_TASK GOAL:_ Using the listing below, select the lines with the word "this" and copy them.
———
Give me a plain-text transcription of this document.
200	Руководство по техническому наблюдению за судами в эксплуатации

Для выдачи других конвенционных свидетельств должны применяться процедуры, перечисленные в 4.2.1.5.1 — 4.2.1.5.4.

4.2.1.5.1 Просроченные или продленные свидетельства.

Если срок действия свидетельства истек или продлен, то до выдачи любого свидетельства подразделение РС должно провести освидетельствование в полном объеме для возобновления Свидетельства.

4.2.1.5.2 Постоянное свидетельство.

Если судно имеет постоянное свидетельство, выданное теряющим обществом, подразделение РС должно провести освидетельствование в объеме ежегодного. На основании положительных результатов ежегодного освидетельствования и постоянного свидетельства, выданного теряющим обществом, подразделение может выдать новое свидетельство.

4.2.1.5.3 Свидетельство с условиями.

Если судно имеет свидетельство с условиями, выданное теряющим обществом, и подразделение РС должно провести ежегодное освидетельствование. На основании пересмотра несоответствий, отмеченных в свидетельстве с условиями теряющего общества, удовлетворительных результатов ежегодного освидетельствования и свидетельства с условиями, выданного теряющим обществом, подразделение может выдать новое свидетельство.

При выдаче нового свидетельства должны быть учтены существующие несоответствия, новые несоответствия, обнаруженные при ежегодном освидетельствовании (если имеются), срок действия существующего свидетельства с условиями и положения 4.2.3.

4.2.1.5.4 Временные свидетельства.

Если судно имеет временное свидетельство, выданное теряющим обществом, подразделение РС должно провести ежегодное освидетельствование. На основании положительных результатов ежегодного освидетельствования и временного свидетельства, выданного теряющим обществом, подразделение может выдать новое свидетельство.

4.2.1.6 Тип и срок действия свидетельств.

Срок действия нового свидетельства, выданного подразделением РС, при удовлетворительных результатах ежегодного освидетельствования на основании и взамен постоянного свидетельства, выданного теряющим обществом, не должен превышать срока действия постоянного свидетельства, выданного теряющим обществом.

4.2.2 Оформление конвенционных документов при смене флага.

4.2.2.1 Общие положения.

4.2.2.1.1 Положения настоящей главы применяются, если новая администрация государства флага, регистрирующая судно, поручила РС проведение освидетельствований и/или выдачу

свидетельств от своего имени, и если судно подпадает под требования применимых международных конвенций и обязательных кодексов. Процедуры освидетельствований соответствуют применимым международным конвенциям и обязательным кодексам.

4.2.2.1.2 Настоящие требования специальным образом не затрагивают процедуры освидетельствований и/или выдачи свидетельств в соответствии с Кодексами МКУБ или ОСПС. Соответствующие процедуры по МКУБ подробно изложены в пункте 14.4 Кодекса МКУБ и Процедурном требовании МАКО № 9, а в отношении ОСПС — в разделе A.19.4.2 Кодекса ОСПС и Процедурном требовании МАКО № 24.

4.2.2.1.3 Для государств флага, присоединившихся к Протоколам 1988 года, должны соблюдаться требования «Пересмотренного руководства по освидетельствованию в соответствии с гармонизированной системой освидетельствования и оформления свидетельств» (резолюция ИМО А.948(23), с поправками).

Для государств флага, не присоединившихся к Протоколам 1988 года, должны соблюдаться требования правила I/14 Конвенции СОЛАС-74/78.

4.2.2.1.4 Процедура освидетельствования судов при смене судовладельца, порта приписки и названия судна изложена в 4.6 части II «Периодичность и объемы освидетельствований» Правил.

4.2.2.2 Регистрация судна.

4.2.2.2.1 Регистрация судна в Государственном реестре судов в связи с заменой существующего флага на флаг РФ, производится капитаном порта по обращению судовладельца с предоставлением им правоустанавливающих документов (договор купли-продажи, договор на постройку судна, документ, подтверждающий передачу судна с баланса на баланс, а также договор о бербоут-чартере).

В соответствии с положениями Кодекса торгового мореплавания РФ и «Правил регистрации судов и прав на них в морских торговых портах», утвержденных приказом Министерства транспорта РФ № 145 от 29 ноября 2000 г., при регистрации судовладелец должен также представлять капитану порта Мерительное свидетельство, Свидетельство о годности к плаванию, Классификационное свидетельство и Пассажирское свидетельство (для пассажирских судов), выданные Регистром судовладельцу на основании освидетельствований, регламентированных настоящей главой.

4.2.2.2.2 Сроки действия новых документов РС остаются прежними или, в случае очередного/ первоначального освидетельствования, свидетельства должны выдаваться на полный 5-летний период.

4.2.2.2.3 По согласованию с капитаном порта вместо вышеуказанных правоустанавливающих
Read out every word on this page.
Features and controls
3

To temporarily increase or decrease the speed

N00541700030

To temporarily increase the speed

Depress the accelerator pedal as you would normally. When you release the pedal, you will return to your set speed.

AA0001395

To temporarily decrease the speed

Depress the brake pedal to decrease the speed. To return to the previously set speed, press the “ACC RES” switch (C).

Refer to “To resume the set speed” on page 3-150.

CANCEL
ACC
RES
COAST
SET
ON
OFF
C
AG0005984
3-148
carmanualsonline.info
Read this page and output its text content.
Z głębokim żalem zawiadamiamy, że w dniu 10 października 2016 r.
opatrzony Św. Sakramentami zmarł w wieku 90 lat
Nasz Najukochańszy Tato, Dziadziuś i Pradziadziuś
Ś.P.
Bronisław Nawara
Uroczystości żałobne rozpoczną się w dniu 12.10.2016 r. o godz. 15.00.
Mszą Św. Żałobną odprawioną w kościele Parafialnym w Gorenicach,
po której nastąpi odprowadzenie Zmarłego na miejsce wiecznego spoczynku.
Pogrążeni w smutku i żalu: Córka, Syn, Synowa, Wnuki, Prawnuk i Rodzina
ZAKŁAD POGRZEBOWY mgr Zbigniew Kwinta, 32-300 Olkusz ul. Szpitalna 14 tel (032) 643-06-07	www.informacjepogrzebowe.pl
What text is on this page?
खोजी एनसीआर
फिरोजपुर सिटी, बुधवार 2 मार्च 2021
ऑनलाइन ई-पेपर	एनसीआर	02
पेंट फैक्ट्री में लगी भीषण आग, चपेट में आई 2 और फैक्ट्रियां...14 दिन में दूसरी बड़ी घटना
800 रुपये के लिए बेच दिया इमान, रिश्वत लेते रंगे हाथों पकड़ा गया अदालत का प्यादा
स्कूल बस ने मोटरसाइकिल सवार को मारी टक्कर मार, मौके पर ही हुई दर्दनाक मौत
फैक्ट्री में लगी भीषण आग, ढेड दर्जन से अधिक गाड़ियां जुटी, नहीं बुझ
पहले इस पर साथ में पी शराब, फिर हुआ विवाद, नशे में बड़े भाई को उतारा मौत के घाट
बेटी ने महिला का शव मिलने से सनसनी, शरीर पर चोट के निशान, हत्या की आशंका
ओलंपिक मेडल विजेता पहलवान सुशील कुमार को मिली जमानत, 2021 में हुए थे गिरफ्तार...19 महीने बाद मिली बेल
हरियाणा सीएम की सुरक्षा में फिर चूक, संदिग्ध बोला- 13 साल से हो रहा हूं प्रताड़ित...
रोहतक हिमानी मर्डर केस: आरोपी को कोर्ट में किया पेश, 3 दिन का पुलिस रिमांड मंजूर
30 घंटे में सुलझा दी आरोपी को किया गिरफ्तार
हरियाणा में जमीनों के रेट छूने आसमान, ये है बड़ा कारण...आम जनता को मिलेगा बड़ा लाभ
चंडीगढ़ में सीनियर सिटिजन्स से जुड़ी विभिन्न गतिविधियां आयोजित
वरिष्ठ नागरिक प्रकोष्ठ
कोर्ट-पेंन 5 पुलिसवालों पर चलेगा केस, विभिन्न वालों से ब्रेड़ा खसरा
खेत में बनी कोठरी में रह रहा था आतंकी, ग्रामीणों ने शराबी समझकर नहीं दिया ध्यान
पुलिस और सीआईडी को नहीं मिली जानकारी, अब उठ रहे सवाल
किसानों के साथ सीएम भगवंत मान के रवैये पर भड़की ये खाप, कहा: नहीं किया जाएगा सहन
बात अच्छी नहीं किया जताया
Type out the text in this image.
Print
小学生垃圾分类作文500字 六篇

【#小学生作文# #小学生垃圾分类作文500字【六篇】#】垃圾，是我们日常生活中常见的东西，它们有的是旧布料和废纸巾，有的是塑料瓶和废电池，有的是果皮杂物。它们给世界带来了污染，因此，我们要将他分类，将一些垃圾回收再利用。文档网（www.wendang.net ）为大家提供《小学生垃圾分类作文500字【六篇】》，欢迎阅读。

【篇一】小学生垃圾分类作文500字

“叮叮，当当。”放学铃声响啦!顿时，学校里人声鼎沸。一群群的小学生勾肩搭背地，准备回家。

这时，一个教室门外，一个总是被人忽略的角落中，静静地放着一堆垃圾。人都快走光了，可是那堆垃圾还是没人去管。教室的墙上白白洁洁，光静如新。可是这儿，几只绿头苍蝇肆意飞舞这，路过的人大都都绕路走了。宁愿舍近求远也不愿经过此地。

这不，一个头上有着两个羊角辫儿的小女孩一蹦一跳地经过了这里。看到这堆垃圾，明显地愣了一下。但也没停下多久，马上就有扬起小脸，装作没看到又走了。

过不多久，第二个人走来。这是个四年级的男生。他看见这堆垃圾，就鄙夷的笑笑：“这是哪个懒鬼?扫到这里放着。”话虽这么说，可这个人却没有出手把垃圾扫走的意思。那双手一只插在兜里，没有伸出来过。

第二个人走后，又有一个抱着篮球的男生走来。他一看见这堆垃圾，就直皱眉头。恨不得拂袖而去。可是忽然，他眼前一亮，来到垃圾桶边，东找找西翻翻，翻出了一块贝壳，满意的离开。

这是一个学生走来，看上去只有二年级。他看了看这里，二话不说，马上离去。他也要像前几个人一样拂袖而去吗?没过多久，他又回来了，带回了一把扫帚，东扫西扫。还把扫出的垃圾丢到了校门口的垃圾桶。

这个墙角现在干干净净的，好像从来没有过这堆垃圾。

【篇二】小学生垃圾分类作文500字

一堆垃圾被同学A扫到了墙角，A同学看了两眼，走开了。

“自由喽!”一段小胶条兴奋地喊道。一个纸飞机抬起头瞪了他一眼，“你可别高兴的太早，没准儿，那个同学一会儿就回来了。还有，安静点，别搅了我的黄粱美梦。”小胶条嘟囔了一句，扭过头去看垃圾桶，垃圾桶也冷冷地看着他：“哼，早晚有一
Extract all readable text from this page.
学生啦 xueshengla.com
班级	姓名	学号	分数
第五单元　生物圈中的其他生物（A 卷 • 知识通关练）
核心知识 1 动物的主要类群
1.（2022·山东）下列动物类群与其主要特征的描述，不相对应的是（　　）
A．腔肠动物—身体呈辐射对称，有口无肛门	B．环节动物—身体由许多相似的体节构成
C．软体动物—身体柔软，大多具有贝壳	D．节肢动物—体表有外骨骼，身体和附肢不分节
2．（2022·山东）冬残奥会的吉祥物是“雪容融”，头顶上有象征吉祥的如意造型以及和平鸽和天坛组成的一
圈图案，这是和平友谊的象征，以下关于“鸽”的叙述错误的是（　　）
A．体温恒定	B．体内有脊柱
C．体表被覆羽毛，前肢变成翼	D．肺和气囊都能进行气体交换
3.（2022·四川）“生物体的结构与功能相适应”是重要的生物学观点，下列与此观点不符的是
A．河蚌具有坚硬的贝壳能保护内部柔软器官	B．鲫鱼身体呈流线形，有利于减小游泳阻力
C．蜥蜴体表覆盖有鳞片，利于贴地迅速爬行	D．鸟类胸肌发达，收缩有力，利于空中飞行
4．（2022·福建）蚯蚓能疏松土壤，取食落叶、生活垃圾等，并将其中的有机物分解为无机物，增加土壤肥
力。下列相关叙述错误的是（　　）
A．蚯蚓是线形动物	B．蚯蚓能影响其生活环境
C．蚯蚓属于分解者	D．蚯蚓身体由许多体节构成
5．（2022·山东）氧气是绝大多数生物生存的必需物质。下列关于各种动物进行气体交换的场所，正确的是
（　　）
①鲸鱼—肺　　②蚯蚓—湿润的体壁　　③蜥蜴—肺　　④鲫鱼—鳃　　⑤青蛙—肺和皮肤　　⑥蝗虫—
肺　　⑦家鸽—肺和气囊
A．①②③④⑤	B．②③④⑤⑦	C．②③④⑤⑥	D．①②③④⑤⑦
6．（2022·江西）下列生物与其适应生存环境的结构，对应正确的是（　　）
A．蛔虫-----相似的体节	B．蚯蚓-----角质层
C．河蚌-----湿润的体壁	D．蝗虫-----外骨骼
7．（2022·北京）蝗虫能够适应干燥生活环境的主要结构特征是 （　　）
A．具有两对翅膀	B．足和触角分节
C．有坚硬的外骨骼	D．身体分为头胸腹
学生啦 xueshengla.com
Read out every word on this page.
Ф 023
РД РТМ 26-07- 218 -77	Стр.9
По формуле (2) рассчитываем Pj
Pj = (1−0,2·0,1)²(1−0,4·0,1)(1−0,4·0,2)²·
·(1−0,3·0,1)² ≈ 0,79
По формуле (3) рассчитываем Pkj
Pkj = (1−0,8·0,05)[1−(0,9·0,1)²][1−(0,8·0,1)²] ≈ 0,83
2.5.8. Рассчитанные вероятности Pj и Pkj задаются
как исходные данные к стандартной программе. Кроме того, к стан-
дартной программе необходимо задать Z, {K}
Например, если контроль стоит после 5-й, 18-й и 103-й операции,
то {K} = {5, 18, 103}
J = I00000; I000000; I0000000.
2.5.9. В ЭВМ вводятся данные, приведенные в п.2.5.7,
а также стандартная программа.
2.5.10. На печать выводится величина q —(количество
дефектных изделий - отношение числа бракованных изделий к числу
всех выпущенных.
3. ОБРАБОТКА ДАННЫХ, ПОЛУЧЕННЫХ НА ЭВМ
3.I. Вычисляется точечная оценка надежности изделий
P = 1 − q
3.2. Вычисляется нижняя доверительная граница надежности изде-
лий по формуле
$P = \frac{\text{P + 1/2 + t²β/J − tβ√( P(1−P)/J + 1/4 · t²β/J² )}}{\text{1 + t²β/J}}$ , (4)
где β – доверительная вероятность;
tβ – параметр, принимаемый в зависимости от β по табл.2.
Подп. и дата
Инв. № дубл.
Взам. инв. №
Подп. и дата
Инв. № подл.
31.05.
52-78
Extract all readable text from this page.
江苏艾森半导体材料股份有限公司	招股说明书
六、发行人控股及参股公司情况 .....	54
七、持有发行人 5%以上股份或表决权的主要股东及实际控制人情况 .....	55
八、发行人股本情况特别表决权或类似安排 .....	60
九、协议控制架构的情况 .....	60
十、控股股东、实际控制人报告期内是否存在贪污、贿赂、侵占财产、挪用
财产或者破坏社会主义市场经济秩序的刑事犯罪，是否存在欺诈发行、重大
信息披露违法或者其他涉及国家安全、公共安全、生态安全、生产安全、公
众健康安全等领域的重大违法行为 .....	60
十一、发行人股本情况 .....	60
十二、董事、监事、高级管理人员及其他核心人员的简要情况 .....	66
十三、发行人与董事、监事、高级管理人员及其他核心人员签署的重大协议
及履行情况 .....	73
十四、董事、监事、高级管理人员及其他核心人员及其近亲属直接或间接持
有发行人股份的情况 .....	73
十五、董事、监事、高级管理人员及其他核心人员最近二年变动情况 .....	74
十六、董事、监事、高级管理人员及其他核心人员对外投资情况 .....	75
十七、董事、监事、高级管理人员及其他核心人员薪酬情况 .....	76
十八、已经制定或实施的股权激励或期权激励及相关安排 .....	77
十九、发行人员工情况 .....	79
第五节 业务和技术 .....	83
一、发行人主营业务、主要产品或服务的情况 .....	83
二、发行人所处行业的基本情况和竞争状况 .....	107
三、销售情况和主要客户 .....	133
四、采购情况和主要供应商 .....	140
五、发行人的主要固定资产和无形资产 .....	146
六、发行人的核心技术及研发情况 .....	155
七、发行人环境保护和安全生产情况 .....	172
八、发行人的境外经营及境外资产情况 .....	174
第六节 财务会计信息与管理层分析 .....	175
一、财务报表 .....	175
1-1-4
———
_COMPLETE ANSWER:_
Give me a plain-text transcription of this document.
Read out every word on this page.
Read this page and output its text content.
What text is on this page?
Type out the text in this image.
Extract all readable text from this page.
Read out every word on this page.
Extract all readable text from this page.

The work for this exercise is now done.